- _Exercise goal_:
In the material below, the lines containing the word "values" are required; copy each of them.

- _Task input_:

☆ ☆ ☆ ☆ ☆

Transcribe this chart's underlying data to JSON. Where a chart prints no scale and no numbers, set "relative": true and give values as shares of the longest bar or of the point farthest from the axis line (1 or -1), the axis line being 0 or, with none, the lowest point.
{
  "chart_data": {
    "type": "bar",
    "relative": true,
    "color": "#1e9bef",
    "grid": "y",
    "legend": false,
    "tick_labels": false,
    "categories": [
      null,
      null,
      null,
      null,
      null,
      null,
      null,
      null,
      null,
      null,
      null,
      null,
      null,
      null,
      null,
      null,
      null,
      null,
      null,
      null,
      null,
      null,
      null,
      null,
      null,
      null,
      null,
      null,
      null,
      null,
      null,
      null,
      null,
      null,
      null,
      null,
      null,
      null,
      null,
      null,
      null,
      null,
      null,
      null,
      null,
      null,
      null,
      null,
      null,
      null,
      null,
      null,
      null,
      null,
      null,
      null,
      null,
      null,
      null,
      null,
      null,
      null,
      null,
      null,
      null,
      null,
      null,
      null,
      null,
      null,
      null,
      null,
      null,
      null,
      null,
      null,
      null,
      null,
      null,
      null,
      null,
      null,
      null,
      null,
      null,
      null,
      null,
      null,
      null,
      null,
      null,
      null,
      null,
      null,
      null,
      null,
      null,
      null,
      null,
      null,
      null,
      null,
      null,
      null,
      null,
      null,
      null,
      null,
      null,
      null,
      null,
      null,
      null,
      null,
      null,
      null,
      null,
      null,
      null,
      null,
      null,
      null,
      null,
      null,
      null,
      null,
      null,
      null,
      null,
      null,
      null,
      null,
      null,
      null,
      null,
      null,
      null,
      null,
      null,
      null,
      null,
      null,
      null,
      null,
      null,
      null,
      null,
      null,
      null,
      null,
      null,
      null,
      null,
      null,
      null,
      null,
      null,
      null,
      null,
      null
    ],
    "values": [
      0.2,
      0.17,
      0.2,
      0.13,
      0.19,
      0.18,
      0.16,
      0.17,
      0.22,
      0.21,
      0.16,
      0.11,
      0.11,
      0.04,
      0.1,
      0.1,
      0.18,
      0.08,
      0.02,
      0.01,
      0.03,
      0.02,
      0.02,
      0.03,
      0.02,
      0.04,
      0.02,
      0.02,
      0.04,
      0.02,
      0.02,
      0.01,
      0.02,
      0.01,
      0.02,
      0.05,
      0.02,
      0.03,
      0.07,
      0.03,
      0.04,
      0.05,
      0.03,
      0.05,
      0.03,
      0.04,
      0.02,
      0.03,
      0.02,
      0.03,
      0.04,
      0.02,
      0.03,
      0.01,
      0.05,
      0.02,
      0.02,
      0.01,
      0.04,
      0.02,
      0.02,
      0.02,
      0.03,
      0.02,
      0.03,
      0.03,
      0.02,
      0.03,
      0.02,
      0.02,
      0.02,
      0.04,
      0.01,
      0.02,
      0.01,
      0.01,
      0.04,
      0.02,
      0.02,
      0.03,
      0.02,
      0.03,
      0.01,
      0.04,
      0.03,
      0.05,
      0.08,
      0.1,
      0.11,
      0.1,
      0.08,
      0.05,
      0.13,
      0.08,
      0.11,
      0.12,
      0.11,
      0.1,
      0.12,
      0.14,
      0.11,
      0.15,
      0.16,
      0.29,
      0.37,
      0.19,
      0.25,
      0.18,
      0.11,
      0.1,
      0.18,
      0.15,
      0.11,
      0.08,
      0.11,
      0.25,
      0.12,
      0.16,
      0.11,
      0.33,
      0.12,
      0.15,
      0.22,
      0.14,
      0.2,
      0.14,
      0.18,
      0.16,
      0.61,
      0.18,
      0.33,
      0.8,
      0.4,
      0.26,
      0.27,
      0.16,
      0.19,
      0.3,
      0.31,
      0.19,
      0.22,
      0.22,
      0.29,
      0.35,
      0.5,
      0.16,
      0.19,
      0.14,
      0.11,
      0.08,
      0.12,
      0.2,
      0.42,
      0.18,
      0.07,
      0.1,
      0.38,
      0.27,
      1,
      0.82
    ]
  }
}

☆ ☆ ☆ ☆ ☆

- _Response to this exercise_:
Transcribe this chart's underlying data to JSON. Where a chart prints no scale and no numbers, set "relative": true and give values as shares of the longest bar or of the point farthest from the axis line (1 or -1), the axis line being 0 or, with none, the lowest point.
    "values": [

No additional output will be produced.